Task instructions:
Of the lines in the listing below, how many hold "June"? Answer with the number only.

Provided records:
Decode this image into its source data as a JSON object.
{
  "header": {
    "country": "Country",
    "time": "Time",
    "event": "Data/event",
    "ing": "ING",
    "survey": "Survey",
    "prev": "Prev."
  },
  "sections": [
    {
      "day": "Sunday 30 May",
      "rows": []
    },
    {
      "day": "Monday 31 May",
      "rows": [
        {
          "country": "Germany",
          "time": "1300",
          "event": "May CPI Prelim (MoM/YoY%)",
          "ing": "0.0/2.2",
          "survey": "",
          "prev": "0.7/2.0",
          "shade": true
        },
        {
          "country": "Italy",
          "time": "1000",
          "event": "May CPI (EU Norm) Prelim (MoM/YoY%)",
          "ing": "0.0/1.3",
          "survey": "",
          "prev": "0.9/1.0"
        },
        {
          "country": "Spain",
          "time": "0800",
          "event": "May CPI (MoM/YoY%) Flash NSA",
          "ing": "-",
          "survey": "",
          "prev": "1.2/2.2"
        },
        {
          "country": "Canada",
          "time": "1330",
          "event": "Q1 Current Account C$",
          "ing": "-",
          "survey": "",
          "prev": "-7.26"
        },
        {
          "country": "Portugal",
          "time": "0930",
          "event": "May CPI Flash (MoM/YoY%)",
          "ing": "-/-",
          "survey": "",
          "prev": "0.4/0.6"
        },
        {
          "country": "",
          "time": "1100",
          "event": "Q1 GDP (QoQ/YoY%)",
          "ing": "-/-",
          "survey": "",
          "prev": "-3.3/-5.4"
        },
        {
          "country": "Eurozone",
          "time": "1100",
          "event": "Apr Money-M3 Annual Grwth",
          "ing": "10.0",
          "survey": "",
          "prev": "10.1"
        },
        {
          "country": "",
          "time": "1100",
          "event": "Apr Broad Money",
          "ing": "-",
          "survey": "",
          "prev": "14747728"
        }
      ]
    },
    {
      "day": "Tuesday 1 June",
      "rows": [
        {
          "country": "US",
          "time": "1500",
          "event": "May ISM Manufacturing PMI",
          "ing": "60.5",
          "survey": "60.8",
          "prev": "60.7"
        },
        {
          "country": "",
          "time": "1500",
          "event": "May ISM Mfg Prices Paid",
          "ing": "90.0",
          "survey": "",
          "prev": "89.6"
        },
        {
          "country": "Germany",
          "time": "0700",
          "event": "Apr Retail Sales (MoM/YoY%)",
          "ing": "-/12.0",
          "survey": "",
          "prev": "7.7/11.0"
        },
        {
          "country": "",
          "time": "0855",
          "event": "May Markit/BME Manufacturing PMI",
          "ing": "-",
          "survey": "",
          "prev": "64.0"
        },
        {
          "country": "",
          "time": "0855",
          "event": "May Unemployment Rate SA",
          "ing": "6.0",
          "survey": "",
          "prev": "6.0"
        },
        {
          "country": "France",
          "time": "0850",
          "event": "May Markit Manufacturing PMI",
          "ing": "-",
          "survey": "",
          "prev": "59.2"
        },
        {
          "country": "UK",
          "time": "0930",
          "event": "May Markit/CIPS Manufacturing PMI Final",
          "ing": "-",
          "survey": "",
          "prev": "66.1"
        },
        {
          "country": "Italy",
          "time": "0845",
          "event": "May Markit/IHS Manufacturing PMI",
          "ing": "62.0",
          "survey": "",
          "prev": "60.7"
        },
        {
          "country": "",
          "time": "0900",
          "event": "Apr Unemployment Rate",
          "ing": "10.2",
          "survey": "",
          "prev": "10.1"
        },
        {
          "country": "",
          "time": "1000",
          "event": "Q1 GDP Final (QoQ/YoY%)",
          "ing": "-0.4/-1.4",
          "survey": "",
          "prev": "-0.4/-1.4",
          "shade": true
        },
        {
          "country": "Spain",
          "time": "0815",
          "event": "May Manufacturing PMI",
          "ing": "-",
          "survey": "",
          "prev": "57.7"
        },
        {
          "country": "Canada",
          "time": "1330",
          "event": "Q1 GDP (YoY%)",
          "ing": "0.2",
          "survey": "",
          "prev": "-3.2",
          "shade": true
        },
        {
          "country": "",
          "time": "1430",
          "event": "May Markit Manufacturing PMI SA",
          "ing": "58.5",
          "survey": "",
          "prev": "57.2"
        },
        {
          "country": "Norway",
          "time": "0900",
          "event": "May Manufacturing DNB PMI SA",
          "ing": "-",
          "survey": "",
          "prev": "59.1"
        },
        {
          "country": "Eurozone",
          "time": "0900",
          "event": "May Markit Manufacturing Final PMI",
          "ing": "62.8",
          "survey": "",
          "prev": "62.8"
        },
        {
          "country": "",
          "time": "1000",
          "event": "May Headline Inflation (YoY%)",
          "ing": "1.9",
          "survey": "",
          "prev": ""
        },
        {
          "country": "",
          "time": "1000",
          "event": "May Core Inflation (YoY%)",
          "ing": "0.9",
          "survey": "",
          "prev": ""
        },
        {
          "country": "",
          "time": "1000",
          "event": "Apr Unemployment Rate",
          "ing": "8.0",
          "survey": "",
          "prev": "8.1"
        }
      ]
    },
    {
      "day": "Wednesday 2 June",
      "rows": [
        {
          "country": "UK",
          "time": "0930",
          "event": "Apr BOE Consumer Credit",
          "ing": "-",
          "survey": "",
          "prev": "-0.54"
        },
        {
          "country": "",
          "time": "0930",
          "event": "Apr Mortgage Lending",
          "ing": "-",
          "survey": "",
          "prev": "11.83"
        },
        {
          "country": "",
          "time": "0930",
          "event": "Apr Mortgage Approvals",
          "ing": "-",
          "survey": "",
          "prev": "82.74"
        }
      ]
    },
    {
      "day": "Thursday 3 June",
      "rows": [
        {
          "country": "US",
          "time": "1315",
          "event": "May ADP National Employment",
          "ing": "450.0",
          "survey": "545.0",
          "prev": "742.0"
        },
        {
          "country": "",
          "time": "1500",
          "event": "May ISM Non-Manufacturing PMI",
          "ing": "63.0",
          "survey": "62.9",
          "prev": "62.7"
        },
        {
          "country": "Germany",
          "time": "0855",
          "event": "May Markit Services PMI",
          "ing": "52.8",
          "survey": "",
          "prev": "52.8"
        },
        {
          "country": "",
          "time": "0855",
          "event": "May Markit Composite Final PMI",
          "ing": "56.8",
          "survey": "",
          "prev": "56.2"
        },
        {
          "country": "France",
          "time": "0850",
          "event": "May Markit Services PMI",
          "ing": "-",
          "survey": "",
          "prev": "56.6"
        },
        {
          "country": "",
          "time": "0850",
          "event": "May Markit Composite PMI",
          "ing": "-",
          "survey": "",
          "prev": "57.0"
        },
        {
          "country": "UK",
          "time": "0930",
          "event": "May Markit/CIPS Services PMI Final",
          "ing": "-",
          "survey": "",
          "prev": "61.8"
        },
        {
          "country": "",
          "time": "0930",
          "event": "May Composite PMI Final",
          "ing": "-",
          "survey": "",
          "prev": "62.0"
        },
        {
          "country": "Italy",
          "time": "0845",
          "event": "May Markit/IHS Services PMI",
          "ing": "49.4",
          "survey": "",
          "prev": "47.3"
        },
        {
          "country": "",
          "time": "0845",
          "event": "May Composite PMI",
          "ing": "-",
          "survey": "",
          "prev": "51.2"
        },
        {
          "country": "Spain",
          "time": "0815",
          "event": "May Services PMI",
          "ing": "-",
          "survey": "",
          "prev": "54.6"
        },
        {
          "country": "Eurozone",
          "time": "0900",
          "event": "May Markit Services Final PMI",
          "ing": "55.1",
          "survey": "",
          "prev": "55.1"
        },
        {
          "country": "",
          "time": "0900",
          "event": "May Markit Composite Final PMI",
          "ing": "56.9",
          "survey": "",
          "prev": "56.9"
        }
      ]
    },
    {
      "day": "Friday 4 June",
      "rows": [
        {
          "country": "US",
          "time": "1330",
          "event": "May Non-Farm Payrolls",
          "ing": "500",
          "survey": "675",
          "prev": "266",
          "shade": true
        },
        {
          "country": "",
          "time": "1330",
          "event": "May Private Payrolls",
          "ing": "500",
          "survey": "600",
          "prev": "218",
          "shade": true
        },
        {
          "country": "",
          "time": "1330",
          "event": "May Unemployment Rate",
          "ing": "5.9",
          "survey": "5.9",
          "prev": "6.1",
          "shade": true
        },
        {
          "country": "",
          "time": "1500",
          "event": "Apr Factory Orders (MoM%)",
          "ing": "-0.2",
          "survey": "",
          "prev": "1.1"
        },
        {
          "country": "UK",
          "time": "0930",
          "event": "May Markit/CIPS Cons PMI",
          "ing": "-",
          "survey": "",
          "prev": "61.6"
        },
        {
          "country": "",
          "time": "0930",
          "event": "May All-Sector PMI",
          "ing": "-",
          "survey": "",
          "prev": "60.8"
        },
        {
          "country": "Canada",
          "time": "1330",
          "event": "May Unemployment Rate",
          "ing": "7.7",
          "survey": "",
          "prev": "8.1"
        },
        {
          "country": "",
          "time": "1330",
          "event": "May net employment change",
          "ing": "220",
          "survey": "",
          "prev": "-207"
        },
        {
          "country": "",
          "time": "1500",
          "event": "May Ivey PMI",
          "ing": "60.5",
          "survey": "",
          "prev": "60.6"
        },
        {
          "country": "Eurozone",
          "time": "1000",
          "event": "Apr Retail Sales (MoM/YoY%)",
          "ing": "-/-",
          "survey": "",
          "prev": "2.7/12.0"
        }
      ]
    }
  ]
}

Output for this task:
4